* DIRECTION: Each record below must be returned exactly as shown.

* RECORDS PROVIDED:
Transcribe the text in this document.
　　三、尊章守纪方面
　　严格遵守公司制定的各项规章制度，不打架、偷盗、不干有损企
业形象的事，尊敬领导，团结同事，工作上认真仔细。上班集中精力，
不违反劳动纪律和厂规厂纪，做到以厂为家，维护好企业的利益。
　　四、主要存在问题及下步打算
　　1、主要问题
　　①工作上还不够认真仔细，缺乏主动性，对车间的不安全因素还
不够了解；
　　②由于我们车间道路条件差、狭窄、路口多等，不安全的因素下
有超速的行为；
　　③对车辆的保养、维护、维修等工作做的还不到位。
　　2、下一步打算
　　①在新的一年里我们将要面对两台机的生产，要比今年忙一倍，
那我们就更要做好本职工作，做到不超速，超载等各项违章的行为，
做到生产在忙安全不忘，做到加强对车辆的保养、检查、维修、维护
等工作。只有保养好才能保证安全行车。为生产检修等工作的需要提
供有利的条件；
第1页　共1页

* ANSWER TO THE PROBLEM:
Transcribe the text in this document.
　　三、尊章守纪方面
　　严格遵守公司制定的各项规章制度，不打架、偷盗、不干有损企
业形象的事，尊敬领导，团结同事，工作上认真仔细。上班集中精力，
不违反劳动纪律和厂规厂纪，做到以厂为家，维护好企业的利益。
　　四、主要存在问题及下步打算
　　1、主要问题
　　①工作上还不够认真仔细，缺乏主动性，对车间的不安全因素还
不够了解；
　　②由于我们车间道路条件差、狭窄、路口多等，不安全的因素下
有超速的行为；
　　③对车辆的保养、维护、维修等工作做的还不到位。
　　2、下一步打算
　　①在新的一年里我们将要面对两台机的生产，要比今年忙一倍，
那我们就更要做好本职工作，做到不超速，超载等各项违章的行为，
做到生产在忙安全不忘，做到加强对车辆的保养、检查、维修、维护
等工作。只有保养好才能保证安全行车。为生产检修等工作的需要提
供有利的条件；
第1页　共1页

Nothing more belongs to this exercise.